## Start RECORDS TO PROCESS
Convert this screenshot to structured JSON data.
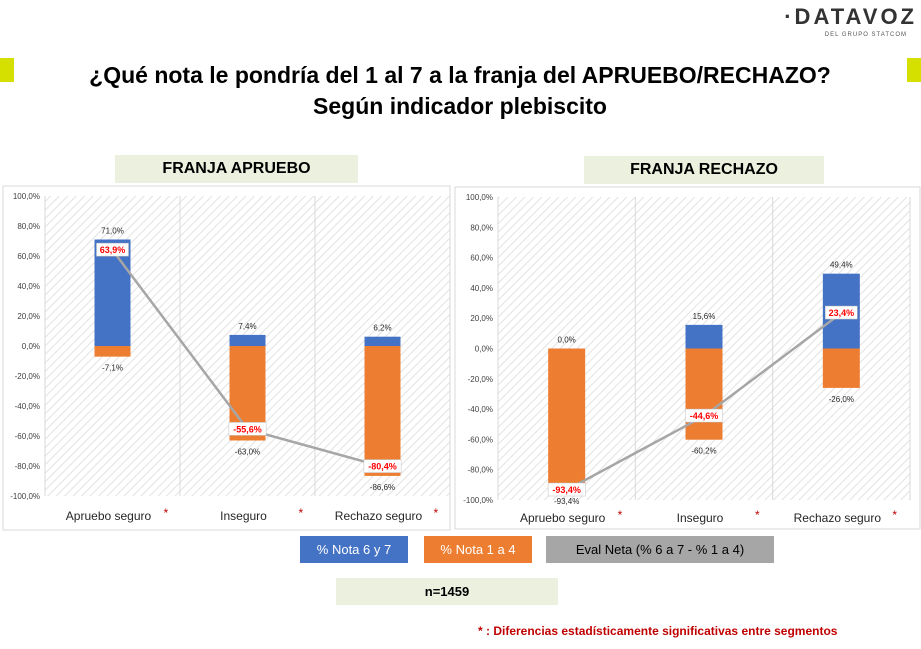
{
  "logo": {
    "main": "·DATAVOZ",
    "sub": "DEL GRUPO STATCOM"
  },
  "title": {
    "line1": "¿Qué nota le pondría del 1 al 7 a la franja del APRUEBO/RECHAZO?",
    "line2": "Según indicador plebiscito"
  },
  "colors": {
    "blue": "#4472c4",
    "orange": "#ed7d31",
    "gray": "#a6a6a6",
    "red": "#ff0000",
    "accent": "#d6e000",
    "label_bg": "#ebf1de"
  },
  "legend": {
    "blue": "% Nota 6 y 7",
    "orange": "% Nota 1 a 4",
    "gray": "Eval Neta (% 6 a 7 - % 1 a 4)"
  },
  "sample": "n=1459",
  "footnote": "* : Diferencias estadísticamente significativas entre segmentos",
  "chart_data": [
    {
      "type": "bar",
      "title": "FRANJA APRUEBO",
      "categories": [
        "Apruebo seguro",
        "Inseguro",
        "Rechazo seguro"
      ],
      "significance_mark": "*",
      "ylim": [
        -100,
        100
      ],
      "yticks": [
        -100,
        -80,
        -60,
        -40,
        -20,
        0,
        20,
        40,
        60,
        80,
        100
      ],
      "ytick_labels": [
        "-100,0%",
        "-80,0%",
        "-60,0%",
        "-40,0%",
        "-20,0%",
        "0,0%",
        "20,0%",
        "40,0%",
        "60,0%",
        "80,0%",
        "100,0%"
      ],
      "series": [
        {
          "name": "% Nota 6 y 7",
          "type": "bar",
          "values": [
            71.0,
            7.4,
            6.2
          ],
          "labels": [
            "71,0%",
            "7,4%",
            "6,2%"
          ]
        },
        {
          "name": "% Nota 1 a 4",
          "type": "bar",
          "values": [
            -7.1,
            -63.0,
            -86.6
          ],
          "labels": [
            "-7,1%",
            "-63,0%",
            "-86,6%"
          ]
        },
        {
          "name": "Eval Neta (% 6 a 7 - % 1 a 4)",
          "type": "line",
          "values": [
            63.9,
            -55.6,
            -80.4
          ],
          "labels": [
            "63,9%",
            "-55,6%",
            "-80,4%"
          ]
        }
      ]
    },
    {
      "type": "bar",
      "title": "FRANJA RECHAZO",
      "categories": [
        "Apruebo seguro",
        "Inseguro",
        "Rechazo seguro"
      ],
      "significance_mark": "*",
      "ylim": [
        -100,
        100
      ],
      "yticks": [
        -100,
        -80,
        -60,
        -40,
        -20,
        0,
        20,
        40,
        60,
        80,
        100
      ],
      "ytick_labels": [
        "-100,0%",
        "-80,0%",
        "-60,0%",
        "-40,0%",
        "-20,0%",
        "0,0%",
        "20,0%",
        "40,0%",
        "60,0%",
        "80,0%",
        "100,0%"
      ],
      "series": [
        {
          "name": "% Nota 6 y 7",
          "type": "bar",
          "values": [
            0.0,
            15.6,
            49.4
          ],
          "labels": [
            "0,0%",
            "15,6%",
            "49,4%"
          ]
        },
        {
          "name": "% Nota 1 a 4",
          "type": "bar",
          "values": [
            -93.4,
            -60.2,
            -26.0
          ],
          "labels": [
            "-93,4%",
            "-60,2%",
            "-26,0%"
          ]
        },
        {
          "name": "Eval Neta (% 6 a 7 - % 1 a 4)",
          "type": "line",
          "values": [
            -93.4,
            -44.6,
            23.4
          ],
          "labels": [
            "-93,4%",
            "-44,6%",
            "23,4%"
          ]
        }
      ]
    }
  ]
}
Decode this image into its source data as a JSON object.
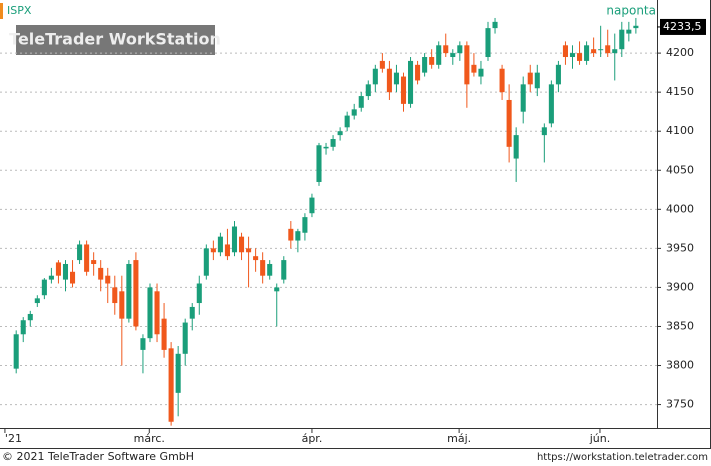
## End RECORDS TO PROCESS
_REQUIRED WORK:_
Leave out every picture and copy the rest of the records exactly.

_THE RESPONSE:_
Convert this screenshot to structured JSON data.
{
  "logo": {
    "main": "·DATAVOZ",
    "sub": "DEL GRUPO STATCOM"
  },
  "title": {
    "line1": "¿Qué nota le pondría del 1 al 7 a la franja del APRUEBO/RECHAZO?",
    "line2": "Según indicador plebiscito"
  },
  "colors": {
    "blue": "#4472c4",
    "orange": "#ed7d31",
    "gray": "#a6a6a6",
    "red": "#ff0000",
    "accent": "#d6e000",
    "label_bg": "#ebf1de"
  },
  "legend": {
    "blue": "% Nota 6 y 7",
    "orange": "% Nota 1 a 4",
    "gray": "Eval Neta (% 6 a 7 - % 1 a 4)"
  },
  "sample": "n=1459",
  "footnote": "* : Diferencias estadísticamente significativas entre segmentos",
  "chart_data": [
    {
      "type": "bar",
      "title": "FRANJA APRUEBO",
      "categories": [
        "Apruebo seguro",
        "Inseguro",
        "Rechazo seguro"
      ],
      "significance_mark": "*",
      "ylim": [
        -100,
        100
      ],
      "yticks": [
        -100,
        -80,
        -60,
        -40,
        -20,
        0,
        20,
        40,
        60,
        80,
        100
      ],
      "ytick_labels": [
        "-100,0%",
        "-80,0%",
        "-60,0%",
        "-40,0%",
        "-20,0%",
        "0,0%",
        "20,0%",
        "40,0%",
        "60,0%",
        "80,0%",
        "100,0%"
      ],
      "series": [
        {
          "name": "% Nota 6 y 7",
          "type": "bar",
          "values": [
            71.0,
            7.4,
            6.2
          ],
          "labels": [
            "71,0%",
            "7,4%",
            "6,2%"
          ]
        },
        {
          "name": "% Nota 1 a 4",
          "type": "bar",
          "values": [
            -7.1,
            -63.0,
            -86.6
          ],
          "labels": [
            "-7,1%",
            "-63,0%",
            "-86,6%"
          ]
        },
        {
          "name": "Eval Neta (% 6 a 7 - % 1 a 4)",
          "type": "line",
          "values": [
            63.9,
            -55.6,
            -80.4
          ],
          "labels": [
            "63,9%",
            "-55,6%",
            "-80,4%"
          ]
        }
      ]
    },
    {
      "type": "bar",
      "title": "FRANJA RECHAZO",
      "categories": [
        "Apruebo seguro",
        "Inseguro",
        "Rechazo seguro"
      ],
      "significance_mark": "*",
      "ylim": [
        -100,
        100
      ],
      "yticks": [
        -100,
        -80,
        -60,
        -40,
        -20,
        0,
        20,
        40,
        60,
        80,
        100
      ],
      "ytick_labels": [
        "-100,0%",
        "-80,0%",
        "-60,0%",
        "-40,0%",
        "-20,0%",
        "0,0%",
        "20,0%",
        "40,0%",
        "60,0%",
        "80,0%",
        "100,0%"
      ],
      "series": [
        {
          "name": "% Nota 6 y 7",
          "type": "bar",
          "values": [
            0.0,
            15.6,
            49.4
          ],
          "labels": [
            "0,0%",
            "15,6%",
            "49,4%"
          ]
        },
        {
          "name": "% Nota 1 a 4",
          "type": "bar",
          "values": [
            -93.4,
            -60.2,
            -26.0
          ],
          "labels": [
            "-93,4%",
            "-60,2%",
            "-26,0%"
          ]
        },
        {
          "name": "Eval Neta (% 6 a 7 - % 1 a 4)",
          "type": "line",
          "values": [
            -93.4,
            -44.6,
            23.4
          ],
          "labels": [
            "-93,4%",
            "-44,6%",
            "23,4%"
          ]
        }
      ]
    }
  ]
}
Decode this image into its source data as a JSON object.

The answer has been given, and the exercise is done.